- _GOALS_:
(A) From the blog post about quitting Technorati, return everything from "Well I’m throwing" down to "called common sense.", copied word for word.
(B) In the blog post about quitting Technorati, what is the first way listed that Technorati sucks you in?
(C) Extend the blog post about quitting Technorati, picking up right after its final sentence.

- _DOCUMENT SEGMENT_:
Remember, “No Mo’ Technorati?”

Well I’m throwing my pastoral hat in that ring as well.

Looking back over the last couple of months I too have been sucked into the great technorati vortex, and now I’m climbing out!

Seriously gang, this thing is worse than crack!

Technorati-favFrom everything I’ve heard about blackholes, once they have you, there’s no escaping. So, let’s just say I consider

Blackhole1a

myself fortunate to have found a back door out called common sense.

that —>

will probably have to

go as well!

Let me explain…

There are a variety of ways that technorati sucks you in:

  • your ego (what’s my authority today?)
  • your pride (why aren’t they linking to me? Where’s the love?)
  • your time (I’ve spent more time on technorati then some do on personal hygiene!)
  • your paranoia (maybe the techsters have it out for me)
  • your computer savvy (seriously, technorati goes down so much [they refer to it as the technorati monster getting away] that I spent a third of my time on it trying to figure out if they lost my blog!)
  • your sense of fairness (there is no rhyme or reason to technorati’s authority junk)

But a huge reason is that it just isn’t accurate. Seriously, I’ve seen people with 5 readers a day and an authority of 87 trillion! What’s up with that? I’ve seen others who have thousands of readers a day and their authority is lower than over at some spell binding blog like, ‘Sister Gumpo’s reverse quilting Methods’ blog! <— Don’t try to find it, I made it up and you’d be missing the point <— a great name for a blog by the way!

- _DATA PROVIDED_:
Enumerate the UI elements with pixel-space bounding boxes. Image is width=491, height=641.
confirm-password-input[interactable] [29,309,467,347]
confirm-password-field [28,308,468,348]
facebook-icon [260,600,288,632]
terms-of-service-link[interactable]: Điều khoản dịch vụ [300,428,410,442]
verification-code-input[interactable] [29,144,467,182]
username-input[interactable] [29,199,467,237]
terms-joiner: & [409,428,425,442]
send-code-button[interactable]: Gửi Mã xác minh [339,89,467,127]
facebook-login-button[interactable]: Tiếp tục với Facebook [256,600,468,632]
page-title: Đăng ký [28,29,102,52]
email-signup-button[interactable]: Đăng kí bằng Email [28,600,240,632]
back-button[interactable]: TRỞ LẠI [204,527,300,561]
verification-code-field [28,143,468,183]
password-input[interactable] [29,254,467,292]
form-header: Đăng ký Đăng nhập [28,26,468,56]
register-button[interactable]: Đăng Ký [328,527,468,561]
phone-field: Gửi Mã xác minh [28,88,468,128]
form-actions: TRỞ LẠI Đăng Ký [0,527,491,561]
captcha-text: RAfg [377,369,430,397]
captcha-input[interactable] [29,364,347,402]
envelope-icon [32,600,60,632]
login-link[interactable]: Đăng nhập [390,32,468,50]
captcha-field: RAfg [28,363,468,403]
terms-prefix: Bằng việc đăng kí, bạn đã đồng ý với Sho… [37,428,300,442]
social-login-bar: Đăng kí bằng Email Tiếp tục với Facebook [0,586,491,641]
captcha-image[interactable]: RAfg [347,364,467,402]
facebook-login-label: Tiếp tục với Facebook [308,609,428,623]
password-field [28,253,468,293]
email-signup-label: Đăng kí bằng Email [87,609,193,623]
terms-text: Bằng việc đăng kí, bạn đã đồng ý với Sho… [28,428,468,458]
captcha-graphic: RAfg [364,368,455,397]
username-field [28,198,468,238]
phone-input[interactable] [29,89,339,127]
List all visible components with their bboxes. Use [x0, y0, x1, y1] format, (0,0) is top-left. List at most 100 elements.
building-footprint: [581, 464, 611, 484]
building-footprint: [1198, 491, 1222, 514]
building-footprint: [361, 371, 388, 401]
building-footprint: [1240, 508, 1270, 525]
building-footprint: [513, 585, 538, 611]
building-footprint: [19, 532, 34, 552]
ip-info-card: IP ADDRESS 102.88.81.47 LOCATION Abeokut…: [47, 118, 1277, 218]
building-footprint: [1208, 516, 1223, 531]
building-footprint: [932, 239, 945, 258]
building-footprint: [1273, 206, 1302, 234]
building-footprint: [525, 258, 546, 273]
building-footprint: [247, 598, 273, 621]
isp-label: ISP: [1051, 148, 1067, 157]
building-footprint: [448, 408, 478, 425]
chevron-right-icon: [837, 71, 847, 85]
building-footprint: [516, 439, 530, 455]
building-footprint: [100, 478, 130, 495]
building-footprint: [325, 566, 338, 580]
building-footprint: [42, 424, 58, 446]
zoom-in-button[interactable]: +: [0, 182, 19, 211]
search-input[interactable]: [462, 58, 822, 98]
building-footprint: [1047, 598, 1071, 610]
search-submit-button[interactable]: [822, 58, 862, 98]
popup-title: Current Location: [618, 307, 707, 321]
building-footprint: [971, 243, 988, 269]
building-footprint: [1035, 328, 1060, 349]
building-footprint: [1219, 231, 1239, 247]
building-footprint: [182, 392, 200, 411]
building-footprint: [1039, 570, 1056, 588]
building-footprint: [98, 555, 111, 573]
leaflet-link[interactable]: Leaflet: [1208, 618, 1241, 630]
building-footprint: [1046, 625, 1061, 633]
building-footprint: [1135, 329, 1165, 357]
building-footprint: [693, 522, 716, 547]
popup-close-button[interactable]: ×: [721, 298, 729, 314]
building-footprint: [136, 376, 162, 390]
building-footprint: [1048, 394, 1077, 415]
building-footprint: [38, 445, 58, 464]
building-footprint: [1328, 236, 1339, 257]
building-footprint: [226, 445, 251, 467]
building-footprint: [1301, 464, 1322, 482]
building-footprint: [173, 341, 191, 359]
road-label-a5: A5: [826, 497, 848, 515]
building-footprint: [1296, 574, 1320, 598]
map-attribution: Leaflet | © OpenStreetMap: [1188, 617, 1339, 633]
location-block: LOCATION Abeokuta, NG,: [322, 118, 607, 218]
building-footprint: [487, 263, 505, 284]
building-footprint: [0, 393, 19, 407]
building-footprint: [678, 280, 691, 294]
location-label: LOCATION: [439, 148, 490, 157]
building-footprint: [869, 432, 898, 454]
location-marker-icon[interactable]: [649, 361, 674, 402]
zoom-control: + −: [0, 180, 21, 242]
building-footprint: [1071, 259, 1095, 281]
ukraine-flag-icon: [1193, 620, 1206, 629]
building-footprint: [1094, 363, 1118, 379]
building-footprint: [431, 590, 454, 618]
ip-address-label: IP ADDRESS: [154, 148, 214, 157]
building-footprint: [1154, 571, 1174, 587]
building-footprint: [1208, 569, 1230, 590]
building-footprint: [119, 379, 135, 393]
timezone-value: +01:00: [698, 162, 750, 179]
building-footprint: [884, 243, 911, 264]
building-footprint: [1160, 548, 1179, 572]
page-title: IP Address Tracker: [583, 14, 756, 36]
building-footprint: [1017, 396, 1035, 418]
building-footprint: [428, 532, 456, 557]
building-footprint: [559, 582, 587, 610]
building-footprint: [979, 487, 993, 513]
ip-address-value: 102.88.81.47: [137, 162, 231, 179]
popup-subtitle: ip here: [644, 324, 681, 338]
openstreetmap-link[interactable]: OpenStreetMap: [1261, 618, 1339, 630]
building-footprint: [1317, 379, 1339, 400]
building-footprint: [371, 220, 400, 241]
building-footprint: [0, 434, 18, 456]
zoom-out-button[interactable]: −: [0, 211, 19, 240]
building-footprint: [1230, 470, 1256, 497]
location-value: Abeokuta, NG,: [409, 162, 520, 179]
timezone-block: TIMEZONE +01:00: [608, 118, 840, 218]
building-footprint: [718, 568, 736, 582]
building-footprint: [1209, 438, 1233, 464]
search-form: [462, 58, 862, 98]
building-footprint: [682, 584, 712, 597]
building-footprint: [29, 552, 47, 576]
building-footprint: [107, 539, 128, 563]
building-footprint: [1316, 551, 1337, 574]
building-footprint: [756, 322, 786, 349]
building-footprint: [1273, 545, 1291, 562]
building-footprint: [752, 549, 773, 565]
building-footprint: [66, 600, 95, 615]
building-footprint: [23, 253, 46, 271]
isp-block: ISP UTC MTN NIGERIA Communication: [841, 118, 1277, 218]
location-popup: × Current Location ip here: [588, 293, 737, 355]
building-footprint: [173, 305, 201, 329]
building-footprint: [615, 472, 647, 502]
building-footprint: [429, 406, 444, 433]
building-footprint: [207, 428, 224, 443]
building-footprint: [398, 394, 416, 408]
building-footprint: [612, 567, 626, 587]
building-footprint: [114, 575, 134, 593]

- _TASK ANSWERS_:
(A)
Well I’m throwing my pastoral hat in that ring as well.

Looking back over the last couple of months I too have been sucked into the great technorati vortex, and now I’m climbing out!

Seriously gang, this thing is worse than crack!

Technorati-favFrom everything I’ve heard about blackholes, once they have you, there’s no escaping. So, let’s just say I consider

Blackhole1a

myself fortunate to have found a back door out called common sense.

(B) Your ego.

(C)
Finally, the biggest reason for running from the techster is that I ashamedly have to admit that it stole time away from things that really matter infinitely more to me and to God. In the end, it really does not matter what people are saying about me. I hear enough of it through other vehicles not to need one more. So I am beginning the withdrawal of the technorati troops. Hopefully, the folks in technoratiland (yes, there is such a place, and you don’t want to go there!) will learn to fend for themselves.

Unfortunately, search engines do look at this thing and bump you up (or down) the ladder accordingly, so I’ll have to leave a faithful remnant behind—a few sentinels on duty. But I’ve got to move on.

Don’t worry sentinels, I’ll behave like a good marine and there will be no man left behind. Once you begin to show hypnotic like signs of being drawn toward the light (or in this case, the dark) we’ll pull on the rope we tied around your ankles and get you out of there!

I promise.

But as for me, the extraction has already begun and I feel better already—even if they don’t

Actually, one look at my authority and I’m pretty sure they won’t miss me

Bye technorati. Try not to cry.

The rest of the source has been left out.